● **GOAL OF THE EXERCISE**
Pull every line of the entries that has the word "this".

★ ★ ★ ★

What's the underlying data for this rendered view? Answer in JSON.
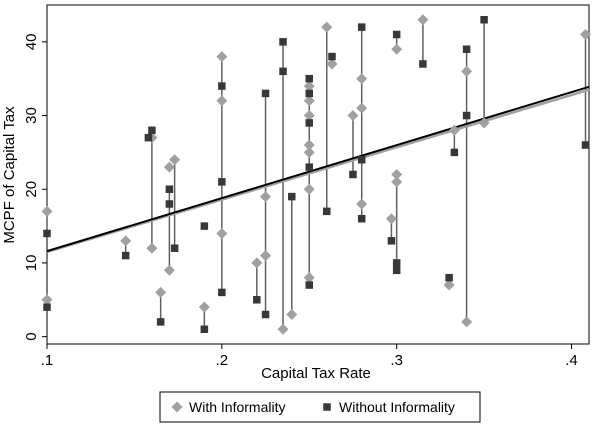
{
  "chart_data": {
    "type": "scatter",
    "title": "",
    "xlabel": "Capital Tax Rate",
    "ylabel": "MCPF of Capital Tax",
    "xlim": [
      0.1,
      0.41
    ],
    "ylim": [
      -1,
      45
    ],
    "x_ticks": [
      0.1,
      0.2,
      0.3,
      0.4
    ],
    "x_tick_labels": [
      ".1",
      ".2",
      ".3",
      ".4"
    ],
    "y_ticks": [
      0,
      10,
      20,
      30,
      40
    ],
    "y_tick_labels": [
      "0",
      "10",
      "20",
      "30",
      "40"
    ],
    "grid": false,
    "legend_position": "bottom",
    "series": [
      {
        "name": "With Informality",
        "marker": "diamond",
        "color": "#a0a0a0",
        "points": [
          [
            0.1,
            17
          ],
          [
            0.1,
            5
          ],
          [
            0.145,
            13
          ],
          [
            0.16,
            12
          ],
          [
            0.16,
            27
          ],
          [
            0.165,
            6
          ],
          [
            0.17,
            9
          ],
          [
            0.17,
            23
          ],
          [
            0.173,
            24
          ],
          [
            0.19,
            4
          ],
          [
            0.2,
            38
          ],
          [
            0.2,
            32
          ],
          [
            0.2,
            14
          ],
          [
            0.22,
            10
          ],
          [
            0.225,
            19
          ],
          [
            0.225,
            11
          ],
          [
            0.235,
            1
          ],
          [
            0.24,
            3
          ],
          [
            0.25,
            34
          ],
          [
            0.25,
            32
          ],
          [
            0.25,
            30
          ],
          [
            0.25,
            26
          ],
          [
            0.25,
            25
          ],
          [
            0.25,
            20
          ],
          [
            0.25,
            8
          ],
          [
            0.26,
            42
          ],
          [
            0.263,
            37
          ],
          [
            0.275,
            30
          ],
          [
            0.28,
            35
          ],
          [
            0.28,
            31
          ],
          [
            0.28,
            18
          ],
          [
            0.297,
            16
          ],
          [
            0.3,
            21
          ],
          [
            0.3,
            22
          ],
          [
            0.3,
            39
          ],
          [
            0.315,
            43
          ],
          [
            0.33,
            7
          ],
          [
            0.333,
            28
          ],
          [
            0.34,
            36
          ],
          [
            0.34,
            2
          ],
          [
            0.35,
            29
          ],
          [
            0.408,
            41
          ]
        ]
      },
      {
        "name": "Without Informality",
        "marker": "square",
        "color": "#383838",
        "points": [
          [
            0.1,
            14
          ],
          [
            0.1,
            4
          ],
          [
            0.145,
            11
          ],
          [
            0.158,
            27
          ],
          [
            0.16,
            28
          ],
          [
            0.165,
            2
          ],
          [
            0.17,
            20
          ],
          [
            0.17,
            18
          ],
          [
            0.173,
            12
          ],
          [
            0.19,
            1
          ],
          [
            0.19,
            15
          ],
          [
            0.2,
            34
          ],
          [
            0.2,
            21
          ],
          [
            0.2,
            6
          ],
          [
            0.22,
            5
          ],
          [
            0.225,
            33
          ],
          [
            0.225,
            3
          ],
          [
            0.235,
            36
          ],
          [
            0.235,
            40
          ],
          [
            0.24,
            19
          ],
          [
            0.25,
            35
          ],
          [
            0.25,
            33
          ],
          [
            0.25,
            29
          ],
          [
            0.25,
            23
          ],
          [
            0.25,
            7
          ],
          [
            0.26,
            17
          ],
          [
            0.263,
            38
          ],
          [
            0.275,
            22
          ],
          [
            0.28,
            42
          ],
          [
            0.28,
            24
          ],
          [
            0.28,
            16
          ],
          [
            0.297,
            13
          ],
          [
            0.3,
            9
          ],
          [
            0.3,
            10
          ],
          [
            0.3,
            41
          ],
          [
            0.315,
            37
          ],
          [
            0.33,
            8
          ],
          [
            0.333,
            25
          ],
          [
            0.34,
            39
          ],
          [
            0.34,
            30
          ],
          [
            0.35,
            43
          ],
          [
            0.408,
            26
          ]
        ]
      }
    ],
    "connectors": [
      [
        0.1,
        17,
        14
      ],
      [
        0.1,
        5,
        4
      ],
      [
        0.145,
        13,
        11
      ],
      [
        0.16,
        12,
        28
      ],
      [
        0.165,
        6,
        2
      ],
      [
        0.17,
        9,
        20
      ],
      [
        0.173,
        24,
        12
      ],
      [
        0.19,
        4,
        1
      ],
      [
        0.2,
        38,
        6
      ],
      [
        0.22,
        10,
        5
      ],
      [
        0.225,
        33,
        3
      ],
      [
        0.235,
        40,
        1
      ],
      [
        0.24,
        19,
        3
      ],
      [
        0.25,
        35,
        7
      ],
      [
        0.26,
        42,
        17
      ],
      [
        0.263,
        38,
        37
      ],
      [
        0.275,
        30,
        22
      ],
      [
        0.28,
        42,
        16
      ],
      [
        0.297,
        16,
        13
      ],
      [
        0.3,
        22,
        9
      ],
      [
        0.3,
        41,
        39
      ],
      [
        0.315,
        43,
        37
      ],
      [
        0.33,
        8,
        7
      ],
      [
        0.333,
        28,
        25
      ],
      [
        0.34,
        39,
        2
      ],
      [
        0.35,
        43,
        29
      ],
      [
        0.408,
        41,
        26
      ]
    ],
    "fit_lines": [
      {
        "color": "#a0a0a0",
        "x": [
          0.1,
          0.41
        ],
        "y": [
          11.5,
          33.5
        ]
      },
      {
        "color": "#000000",
        "x": [
          0.1,
          0.41
        ],
        "y": [
          11.6,
          33.9
        ]
      }
    ]
  }
}
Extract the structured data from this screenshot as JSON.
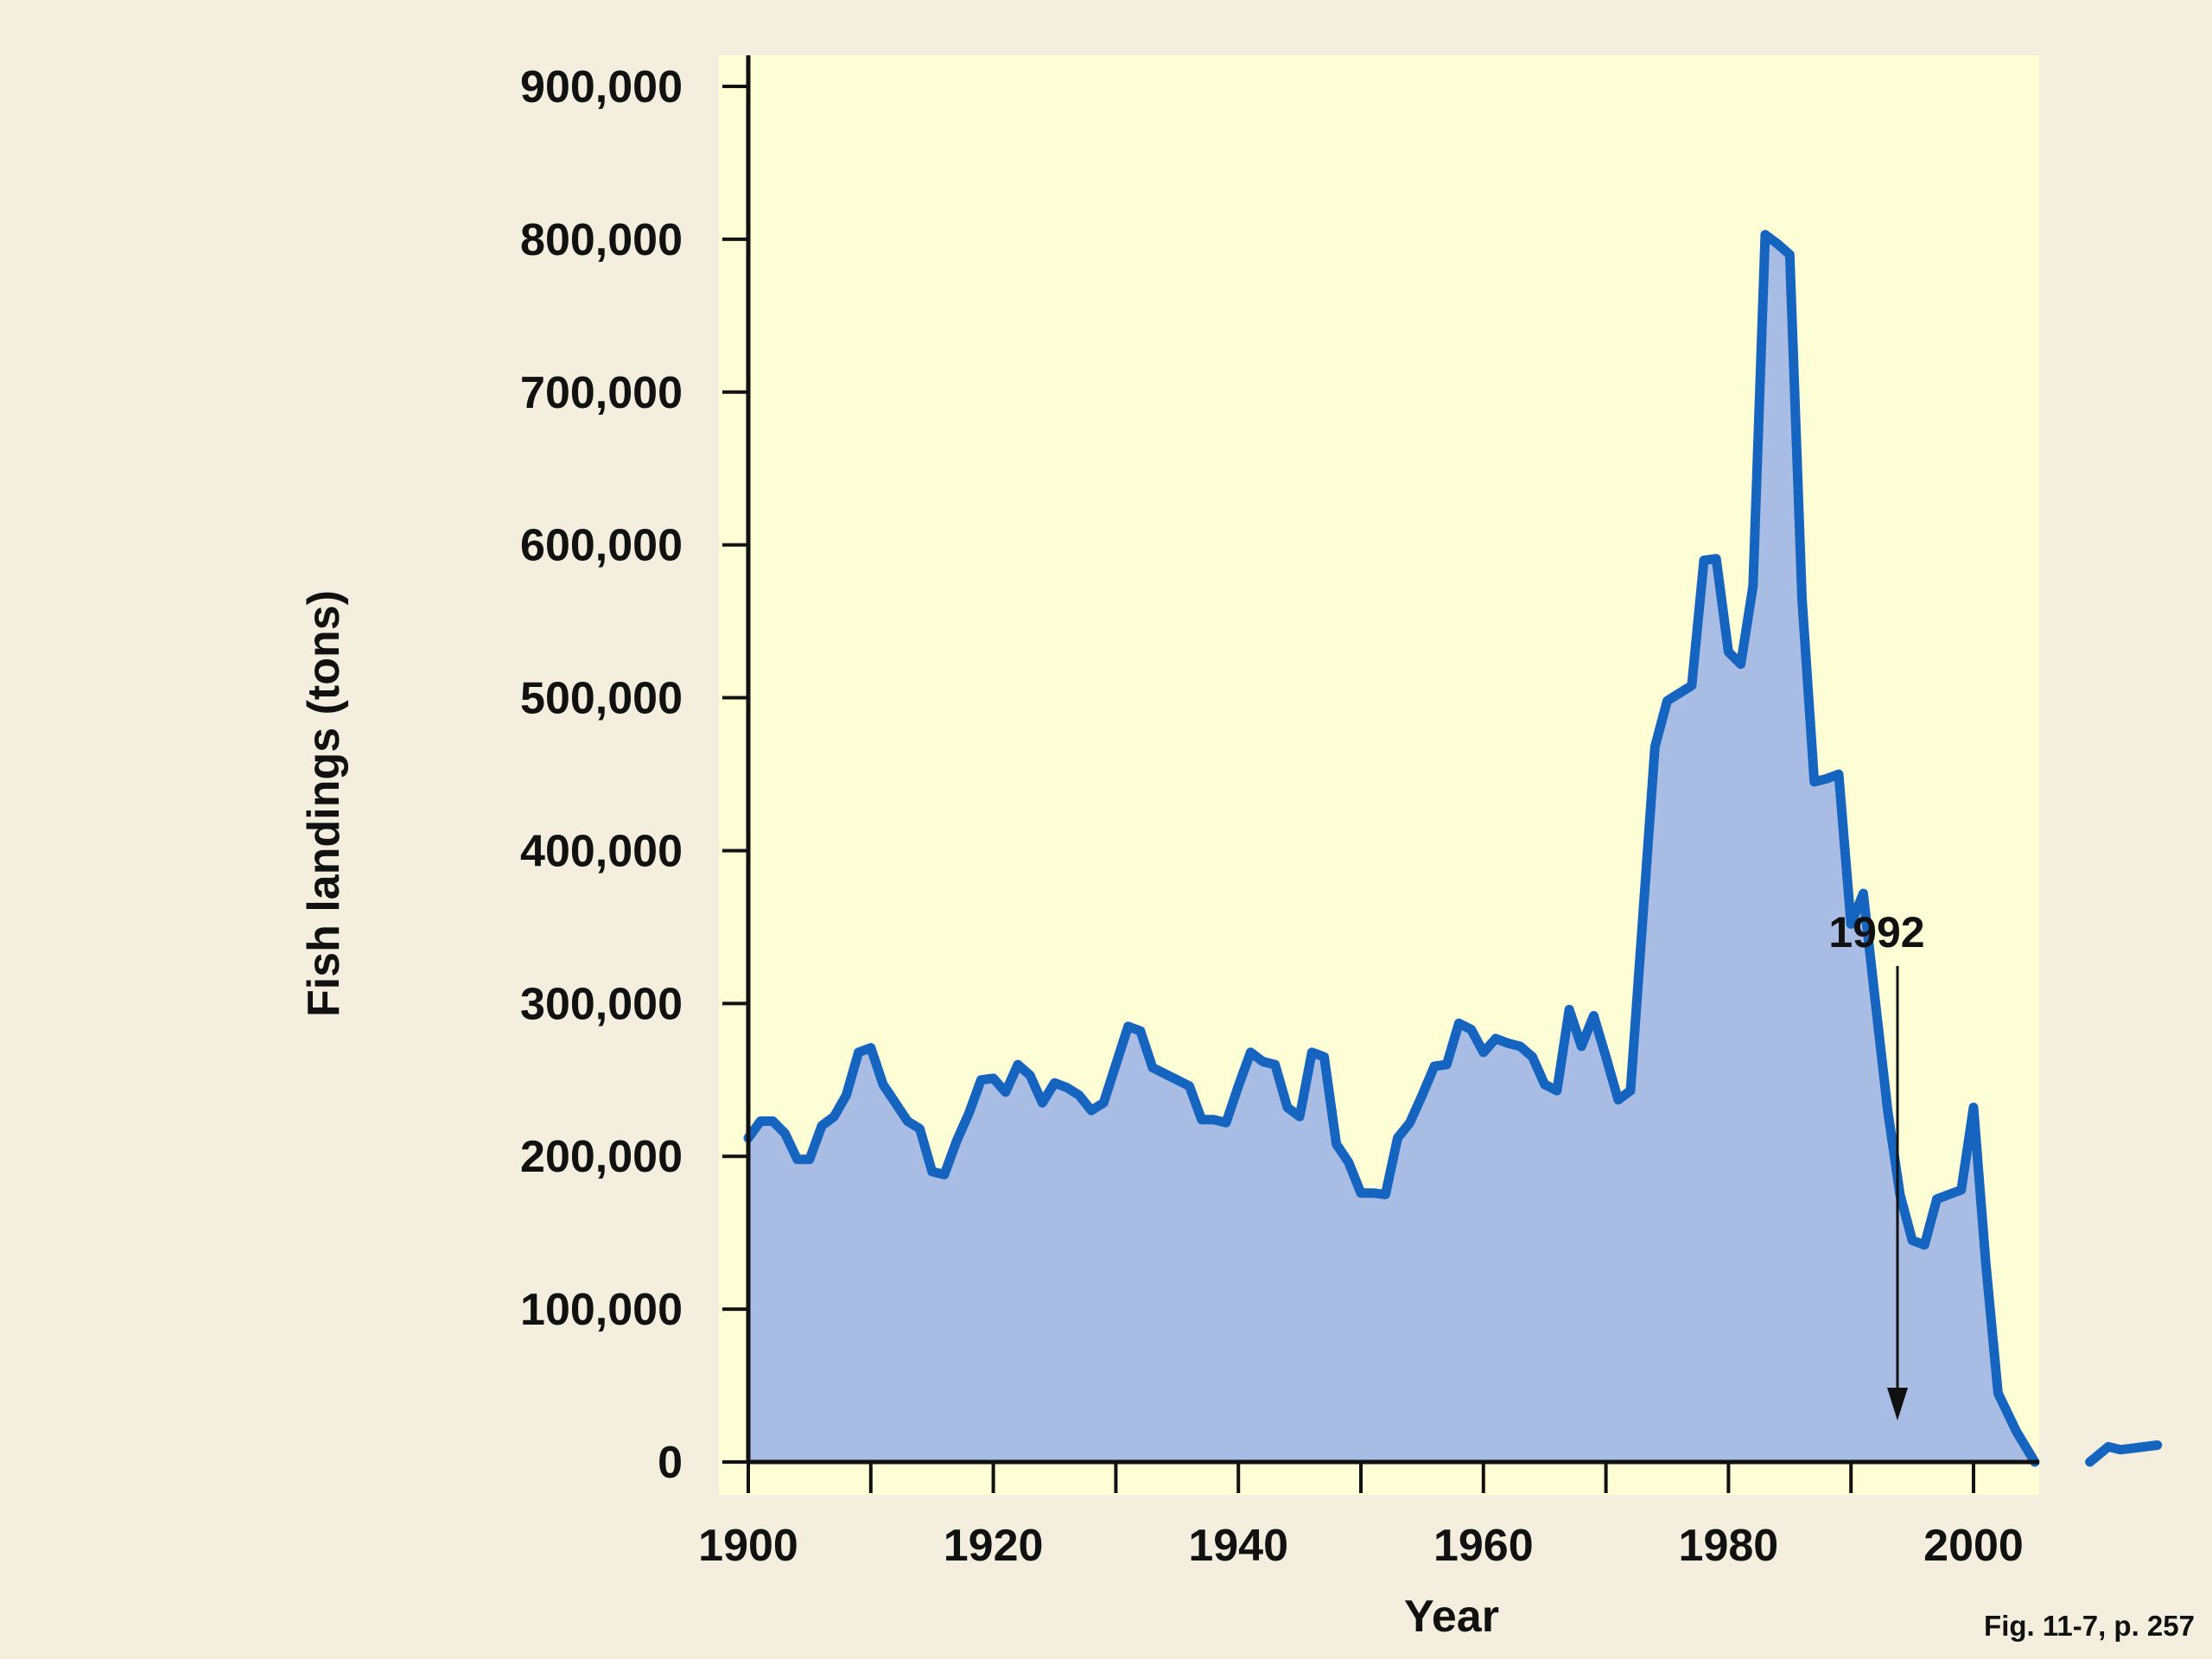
{
  "chart_data": {
    "type": "area",
    "xlabel": "Year",
    "ylabel": "Fish landings (tons)",
    "xlim": [
      1900,
      2005
    ],
    "ylim": [
      0,
      920000
    ],
    "x_ticks": [
      1900,
      1910,
      1920,
      1930,
      1940,
      1950,
      1960,
      1970,
      1980,
      1990,
      2000
    ],
    "x_tick_labels": [
      "1900",
      "1920",
      "1940",
      "1960",
      "1980",
      "2000"
    ],
    "x_tick_label_values": [
      1900,
      1920,
      1940,
      1960,
      1980,
      2000
    ],
    "y_ticks": [
      0,
      100000,
      200000,
      300000,
      400000,
      500000,
      600000,
      700000,
      800000,
      900000
    ],
    "y_tick_labels": [
      "0",
      "100,000",
      "200,000",
      "300,000",
      "400,000",
      "500,000",
      "600,000",
      "700,000",
      "800,000",
      "900,000"
    ],
    "grid": false,
    "colors": {
      "line": "#1565c0",
      "fill": "#a8bce4",
      "plot_bg": "#fefed6",
      "page_bg": "#f3eedd"
    },
    "annotation": {
      "text": "1992",
      "x": 1992
    },
    "caption": "Fig. 11-7, p. 257",
    "series": [
      {
        "points": [
          [
            1900,
            212000
          ],
          [
            1901,
            223000
          ],
          [
            1902,
            223000
          ],
          [
            1903,
            215000
          ],
          [
            1904,
            198000
          ],
          [
            1905,
            198000
          ],
          [
            1906,
            220000
          ],
          [
            1907,
            226000
          ],
          [
            1908,
            240000
          ],
          [
            1909,
            268000
          ],
          [
            1910,
            271000
          ],
          [
            1911,
            247000
          ],
          [
            1912,
            235000
          ],
          [
            1913,
            223000
          ],
          [
            1914,
            218000
          ],
          [
            1915,
            190000
          ],
          [
            1916,
            188000
          ],
          [
            1917,
            210000
          ],
          [
            1918,
            228000
          ],
          [
            1919,
            250000
          ],
          [
            1920,
            251000
          ],
          [
            1921,
            242000
          ],
          [
            1922,
            260000
          ],
          [
            1923,
            253000
          ],
          [
            1924,
            235000
          ],
          [
            1925,
            248000
          ],
          [
            1926,
            245000
          ],
          [
            1927,
            240000
          ],
          [
            1928,
            230000
          ],
          [
            1929,
            235000
          ],
          [
            1930,
            260000
          ],
          [
            1931,
            285000
          ],
          [
            1932,
            282000
          ],
          [
            1933,
            258000
          ],
          [
            1934,
            254000
          ],
          [
            1935,
            250000
          ],
          [
            1936,
            246000
          ],
          [
            1937,
            224000
          ],
          [
            1938,
            224000
          ],
          [
            1939,
            222000
          ],
          [
            1940,
            246000
          ],
          [
            1941,
            268000
          ],
          [
            1942,
            262000
          ],
          [
            1943,
            260000
          ],
          [
            1944,
            232000
          ],
          [
            1945,
            226000
          ],
          [
            1946,
            268000
          ],
          [
            1947,
            265000
          ],
          [
            1948,
            208000
          ],
          [
            1949,
            196000
          ],
          [
            1950,
            176000
          ],
          [
            1951,
            176000
          ],
          [
            1952,
            175000
          ],
          [
            1953,
            212000
          ],
          [
            1954,
            222000
          ],
          [
            1955,
            240000
          ],
          [
            1956,
            259000
          ],
          [
            1957,
            260000
          ],
          [
            1958,
            287000
          ],
          [
            1959,
            283000
          ],
          [
            1960,
            268000
          ],
          [
            1961,
            277000
          ],
          [
            1962,
            274000
          ],
          [
            1963,
            272000
          ],
          [
            1964,
            265000
          ],
          [
            1965,
            247000
          ],
          [
            1966,
            243000
          ],
          [
            1967,
            296000
          ],
          [
            1968,
            272000
          ],
          [
            1969,
            292000
          ],
          [
            1970,
            265000
          ],
          [
            1971,
            237000
          ],
          [
            1972,
            243000
          ],
          [
            1973,
            355000
          ],
          [
            1974,
            468000
          ],
          [
            1975,
            498000
          ],
          [
            1976,
            503000
          ],
          [
            1977,
            508000
          ],
          [
            1978,
            590000
          ],
          [
            1979,
            591000
          ],
          [
            1980,
            530000
          ],
          [
            1981,
            522000
          ],
          [
            1982,
            573000
          ],
          [
            1983,
            803000
          ],
          [
            1984,
            797000
          ],
          [
            1985,
            790000
          ],
          [
            1986,
            565000
          ],
          [
            1987,
            445000
          ],
          [
            1988,
            447000
          ],
          [
            1989,
            450000
          ],
          [
            1990,
            352000
          ],
          [
            1991,
            372000
          ],
          [
            1992,
            300000
          ],
          [
            1993,
            230000
          ],
          [
            1994,
            175000
          ],
          [
            1995,
            145000
          ],
          [
            1996,
            142000
          ],
          [
            1997,
            172000
          ],
          [
            1998,
            175000
          ],
          [
            1999,
            178000
          ],
          [
            2000,
            232000
          ]
        ]
      }
    ]
  }
}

★ ★ ★ ★

● **CORRECT RESPONSE**
What's the underlying data for this rendered view? Answer in JSON.
Extract the structured data from this screenshot as JSON.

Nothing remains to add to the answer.